→ **Work to complete**
List each line of the data in which the string "subtitle" appears.

(Figure collection entries)
────

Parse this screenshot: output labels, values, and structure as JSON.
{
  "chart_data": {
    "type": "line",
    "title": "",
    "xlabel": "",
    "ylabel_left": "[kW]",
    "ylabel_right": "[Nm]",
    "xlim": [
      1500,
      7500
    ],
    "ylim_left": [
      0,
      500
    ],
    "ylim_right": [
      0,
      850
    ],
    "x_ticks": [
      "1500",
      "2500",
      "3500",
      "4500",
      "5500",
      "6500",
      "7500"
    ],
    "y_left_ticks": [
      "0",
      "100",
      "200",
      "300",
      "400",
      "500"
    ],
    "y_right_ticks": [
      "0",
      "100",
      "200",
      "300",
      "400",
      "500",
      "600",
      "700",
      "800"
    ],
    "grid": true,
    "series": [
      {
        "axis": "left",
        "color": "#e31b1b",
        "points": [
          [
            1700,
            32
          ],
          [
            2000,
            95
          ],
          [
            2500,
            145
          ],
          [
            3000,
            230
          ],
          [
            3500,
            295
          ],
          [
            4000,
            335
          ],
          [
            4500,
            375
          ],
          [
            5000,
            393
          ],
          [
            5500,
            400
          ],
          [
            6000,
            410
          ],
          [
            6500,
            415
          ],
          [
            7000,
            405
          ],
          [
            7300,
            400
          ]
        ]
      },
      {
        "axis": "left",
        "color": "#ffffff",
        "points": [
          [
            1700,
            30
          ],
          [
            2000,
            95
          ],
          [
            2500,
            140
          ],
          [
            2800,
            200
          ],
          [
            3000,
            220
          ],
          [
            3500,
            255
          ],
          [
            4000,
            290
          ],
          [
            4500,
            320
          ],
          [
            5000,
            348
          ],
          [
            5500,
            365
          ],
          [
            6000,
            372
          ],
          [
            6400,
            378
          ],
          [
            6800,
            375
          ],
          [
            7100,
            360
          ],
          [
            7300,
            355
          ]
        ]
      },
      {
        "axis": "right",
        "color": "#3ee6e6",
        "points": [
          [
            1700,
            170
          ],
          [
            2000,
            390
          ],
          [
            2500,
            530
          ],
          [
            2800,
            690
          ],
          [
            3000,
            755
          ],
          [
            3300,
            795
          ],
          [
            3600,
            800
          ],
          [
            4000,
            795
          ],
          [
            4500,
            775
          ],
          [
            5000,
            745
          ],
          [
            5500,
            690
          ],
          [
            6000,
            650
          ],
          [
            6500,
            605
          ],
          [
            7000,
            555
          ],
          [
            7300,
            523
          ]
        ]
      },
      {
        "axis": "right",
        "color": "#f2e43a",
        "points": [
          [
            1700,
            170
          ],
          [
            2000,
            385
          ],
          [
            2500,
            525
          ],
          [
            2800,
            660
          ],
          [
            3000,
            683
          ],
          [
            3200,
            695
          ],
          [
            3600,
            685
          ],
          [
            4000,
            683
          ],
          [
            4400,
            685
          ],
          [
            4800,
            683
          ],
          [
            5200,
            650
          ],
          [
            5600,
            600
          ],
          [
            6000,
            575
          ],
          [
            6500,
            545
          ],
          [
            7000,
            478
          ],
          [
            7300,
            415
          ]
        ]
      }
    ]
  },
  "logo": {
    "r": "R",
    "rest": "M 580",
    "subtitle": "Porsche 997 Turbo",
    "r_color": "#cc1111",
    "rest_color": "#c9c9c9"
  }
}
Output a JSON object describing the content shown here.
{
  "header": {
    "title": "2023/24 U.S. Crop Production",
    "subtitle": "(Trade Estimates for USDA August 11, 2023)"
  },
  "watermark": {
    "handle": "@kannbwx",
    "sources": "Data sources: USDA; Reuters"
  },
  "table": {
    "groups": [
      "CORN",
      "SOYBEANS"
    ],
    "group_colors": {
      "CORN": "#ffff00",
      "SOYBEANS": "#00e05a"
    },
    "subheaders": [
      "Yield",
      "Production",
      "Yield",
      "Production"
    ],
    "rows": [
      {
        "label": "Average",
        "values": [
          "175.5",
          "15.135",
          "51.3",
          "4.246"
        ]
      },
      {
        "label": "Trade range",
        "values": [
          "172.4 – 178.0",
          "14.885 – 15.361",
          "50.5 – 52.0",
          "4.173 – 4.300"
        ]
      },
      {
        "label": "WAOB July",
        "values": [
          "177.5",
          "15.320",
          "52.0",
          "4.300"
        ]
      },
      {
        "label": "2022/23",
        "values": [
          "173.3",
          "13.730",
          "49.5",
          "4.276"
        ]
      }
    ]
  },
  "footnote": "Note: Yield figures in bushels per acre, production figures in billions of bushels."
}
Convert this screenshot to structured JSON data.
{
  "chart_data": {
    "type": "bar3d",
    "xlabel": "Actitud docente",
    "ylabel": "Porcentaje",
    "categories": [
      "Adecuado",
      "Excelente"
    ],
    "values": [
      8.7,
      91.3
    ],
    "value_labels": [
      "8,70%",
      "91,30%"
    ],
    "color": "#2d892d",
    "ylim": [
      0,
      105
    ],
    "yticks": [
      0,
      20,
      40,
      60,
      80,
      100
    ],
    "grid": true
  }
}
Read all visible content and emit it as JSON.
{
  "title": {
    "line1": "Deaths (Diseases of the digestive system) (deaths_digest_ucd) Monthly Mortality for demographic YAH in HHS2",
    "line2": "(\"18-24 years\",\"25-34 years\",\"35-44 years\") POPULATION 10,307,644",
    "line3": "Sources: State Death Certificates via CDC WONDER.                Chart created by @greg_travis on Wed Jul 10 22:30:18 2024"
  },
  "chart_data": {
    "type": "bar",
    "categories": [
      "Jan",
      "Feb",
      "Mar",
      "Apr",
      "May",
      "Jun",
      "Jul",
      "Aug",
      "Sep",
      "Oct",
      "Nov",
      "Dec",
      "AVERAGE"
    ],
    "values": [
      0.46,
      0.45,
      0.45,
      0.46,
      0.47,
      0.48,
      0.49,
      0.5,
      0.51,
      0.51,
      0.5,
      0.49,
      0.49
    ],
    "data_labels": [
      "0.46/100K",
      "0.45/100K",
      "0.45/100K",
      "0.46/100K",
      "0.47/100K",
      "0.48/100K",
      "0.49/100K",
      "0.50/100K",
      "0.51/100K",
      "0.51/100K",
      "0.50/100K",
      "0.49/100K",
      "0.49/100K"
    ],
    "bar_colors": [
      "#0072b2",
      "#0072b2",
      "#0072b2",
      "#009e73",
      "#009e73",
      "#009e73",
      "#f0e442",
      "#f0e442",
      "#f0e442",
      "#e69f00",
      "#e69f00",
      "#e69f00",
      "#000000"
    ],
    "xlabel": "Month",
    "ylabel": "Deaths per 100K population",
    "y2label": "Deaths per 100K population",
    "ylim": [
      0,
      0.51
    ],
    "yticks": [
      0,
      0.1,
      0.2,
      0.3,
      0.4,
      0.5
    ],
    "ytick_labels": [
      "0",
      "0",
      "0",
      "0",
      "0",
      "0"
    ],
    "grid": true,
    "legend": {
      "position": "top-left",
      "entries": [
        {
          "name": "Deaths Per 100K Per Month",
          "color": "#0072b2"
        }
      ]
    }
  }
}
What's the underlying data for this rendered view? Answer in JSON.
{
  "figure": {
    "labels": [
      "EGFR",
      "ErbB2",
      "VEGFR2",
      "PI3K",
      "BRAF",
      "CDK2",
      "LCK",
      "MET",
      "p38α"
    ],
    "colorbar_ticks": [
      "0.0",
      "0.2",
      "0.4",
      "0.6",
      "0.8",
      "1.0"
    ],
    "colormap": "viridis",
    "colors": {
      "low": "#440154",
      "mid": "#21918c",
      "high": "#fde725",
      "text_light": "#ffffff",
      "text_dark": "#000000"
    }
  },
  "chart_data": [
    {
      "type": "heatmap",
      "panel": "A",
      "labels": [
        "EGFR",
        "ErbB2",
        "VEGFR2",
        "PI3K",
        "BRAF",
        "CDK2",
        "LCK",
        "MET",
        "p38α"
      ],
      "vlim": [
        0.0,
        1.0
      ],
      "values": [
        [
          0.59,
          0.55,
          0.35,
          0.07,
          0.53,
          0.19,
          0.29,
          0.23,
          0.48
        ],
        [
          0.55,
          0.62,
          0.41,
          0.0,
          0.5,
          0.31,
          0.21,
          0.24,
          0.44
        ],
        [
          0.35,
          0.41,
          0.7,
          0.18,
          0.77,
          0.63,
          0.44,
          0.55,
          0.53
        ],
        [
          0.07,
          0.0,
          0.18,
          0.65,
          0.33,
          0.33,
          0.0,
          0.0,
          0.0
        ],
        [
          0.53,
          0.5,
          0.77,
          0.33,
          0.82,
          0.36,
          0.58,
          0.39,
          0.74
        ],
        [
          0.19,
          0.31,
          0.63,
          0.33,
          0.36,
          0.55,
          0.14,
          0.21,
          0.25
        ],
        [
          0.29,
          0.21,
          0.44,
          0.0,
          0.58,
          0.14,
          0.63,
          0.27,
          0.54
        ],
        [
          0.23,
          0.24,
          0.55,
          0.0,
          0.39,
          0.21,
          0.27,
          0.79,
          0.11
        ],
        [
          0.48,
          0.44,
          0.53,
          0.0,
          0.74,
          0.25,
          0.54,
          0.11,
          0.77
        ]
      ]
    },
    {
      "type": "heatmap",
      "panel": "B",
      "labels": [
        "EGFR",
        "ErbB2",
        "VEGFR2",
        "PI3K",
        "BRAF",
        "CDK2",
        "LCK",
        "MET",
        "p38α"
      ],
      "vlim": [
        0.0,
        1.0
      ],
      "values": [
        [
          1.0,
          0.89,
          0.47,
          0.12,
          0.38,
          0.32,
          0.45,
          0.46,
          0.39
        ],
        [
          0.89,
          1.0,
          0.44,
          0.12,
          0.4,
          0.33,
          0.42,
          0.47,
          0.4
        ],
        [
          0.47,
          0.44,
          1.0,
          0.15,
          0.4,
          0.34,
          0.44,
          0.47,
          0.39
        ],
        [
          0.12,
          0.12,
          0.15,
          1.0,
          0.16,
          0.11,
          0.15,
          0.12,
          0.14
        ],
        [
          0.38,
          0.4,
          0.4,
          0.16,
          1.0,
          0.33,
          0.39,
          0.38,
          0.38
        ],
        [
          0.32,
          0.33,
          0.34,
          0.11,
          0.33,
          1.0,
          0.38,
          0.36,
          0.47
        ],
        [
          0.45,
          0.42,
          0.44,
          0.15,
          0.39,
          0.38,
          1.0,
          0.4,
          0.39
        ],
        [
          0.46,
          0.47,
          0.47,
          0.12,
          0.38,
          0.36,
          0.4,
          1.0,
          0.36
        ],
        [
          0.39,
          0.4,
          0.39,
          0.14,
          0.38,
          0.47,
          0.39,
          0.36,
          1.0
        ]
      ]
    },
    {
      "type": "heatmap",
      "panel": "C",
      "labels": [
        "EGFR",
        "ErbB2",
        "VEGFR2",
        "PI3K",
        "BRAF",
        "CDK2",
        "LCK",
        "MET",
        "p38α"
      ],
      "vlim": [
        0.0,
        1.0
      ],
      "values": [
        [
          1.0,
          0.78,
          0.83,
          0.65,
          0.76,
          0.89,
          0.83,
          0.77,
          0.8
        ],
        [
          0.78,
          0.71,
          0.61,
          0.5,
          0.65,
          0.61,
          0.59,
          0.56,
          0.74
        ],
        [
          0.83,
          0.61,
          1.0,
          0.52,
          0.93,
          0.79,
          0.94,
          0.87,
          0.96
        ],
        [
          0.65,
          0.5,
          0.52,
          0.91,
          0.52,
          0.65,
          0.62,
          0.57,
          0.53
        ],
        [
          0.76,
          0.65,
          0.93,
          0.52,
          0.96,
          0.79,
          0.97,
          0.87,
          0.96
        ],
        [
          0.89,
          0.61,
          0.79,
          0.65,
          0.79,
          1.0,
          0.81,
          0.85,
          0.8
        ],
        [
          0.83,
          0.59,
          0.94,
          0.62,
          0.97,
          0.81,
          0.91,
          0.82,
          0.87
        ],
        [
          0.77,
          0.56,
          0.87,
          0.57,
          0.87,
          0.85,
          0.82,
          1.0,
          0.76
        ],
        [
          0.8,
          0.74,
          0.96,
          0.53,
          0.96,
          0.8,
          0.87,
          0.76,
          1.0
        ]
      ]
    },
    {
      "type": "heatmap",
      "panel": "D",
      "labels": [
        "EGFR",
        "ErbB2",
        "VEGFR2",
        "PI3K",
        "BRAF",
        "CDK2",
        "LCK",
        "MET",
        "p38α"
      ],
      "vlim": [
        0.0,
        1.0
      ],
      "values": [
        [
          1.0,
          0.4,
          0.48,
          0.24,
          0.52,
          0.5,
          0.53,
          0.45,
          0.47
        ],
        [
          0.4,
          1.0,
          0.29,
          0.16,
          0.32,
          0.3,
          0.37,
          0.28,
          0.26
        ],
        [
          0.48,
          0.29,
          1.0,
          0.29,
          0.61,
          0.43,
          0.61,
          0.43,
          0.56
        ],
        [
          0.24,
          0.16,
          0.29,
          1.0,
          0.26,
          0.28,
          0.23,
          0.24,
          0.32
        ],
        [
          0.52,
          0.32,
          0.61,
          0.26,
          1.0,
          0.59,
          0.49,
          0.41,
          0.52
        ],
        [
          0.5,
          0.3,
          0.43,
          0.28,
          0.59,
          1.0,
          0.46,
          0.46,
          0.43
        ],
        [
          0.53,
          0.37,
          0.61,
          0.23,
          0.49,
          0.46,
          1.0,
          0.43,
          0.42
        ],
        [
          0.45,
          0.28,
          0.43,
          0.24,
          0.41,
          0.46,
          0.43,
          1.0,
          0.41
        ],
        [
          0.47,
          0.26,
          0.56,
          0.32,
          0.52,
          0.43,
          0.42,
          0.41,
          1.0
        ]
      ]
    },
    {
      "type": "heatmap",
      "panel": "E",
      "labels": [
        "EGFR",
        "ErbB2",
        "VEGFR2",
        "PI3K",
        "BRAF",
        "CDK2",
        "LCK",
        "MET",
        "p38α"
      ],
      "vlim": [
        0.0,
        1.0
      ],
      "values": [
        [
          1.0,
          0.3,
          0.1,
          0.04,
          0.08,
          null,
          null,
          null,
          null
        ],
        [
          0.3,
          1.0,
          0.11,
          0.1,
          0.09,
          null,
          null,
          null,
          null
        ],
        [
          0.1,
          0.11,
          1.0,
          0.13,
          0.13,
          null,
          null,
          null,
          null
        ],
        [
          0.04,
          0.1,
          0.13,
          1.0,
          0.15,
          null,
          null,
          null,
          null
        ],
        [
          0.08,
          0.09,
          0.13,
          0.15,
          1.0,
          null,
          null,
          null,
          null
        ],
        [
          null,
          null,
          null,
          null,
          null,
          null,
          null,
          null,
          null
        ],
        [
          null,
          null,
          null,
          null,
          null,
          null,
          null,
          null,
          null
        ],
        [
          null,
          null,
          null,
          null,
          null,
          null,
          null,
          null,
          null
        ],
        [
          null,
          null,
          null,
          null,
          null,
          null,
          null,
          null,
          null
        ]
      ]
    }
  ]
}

────

→ **The result**
    "subtitle": "Porsche 997 Turbo",
    "subtitle": "(Trade Estimates for USDA August 11, 2023)"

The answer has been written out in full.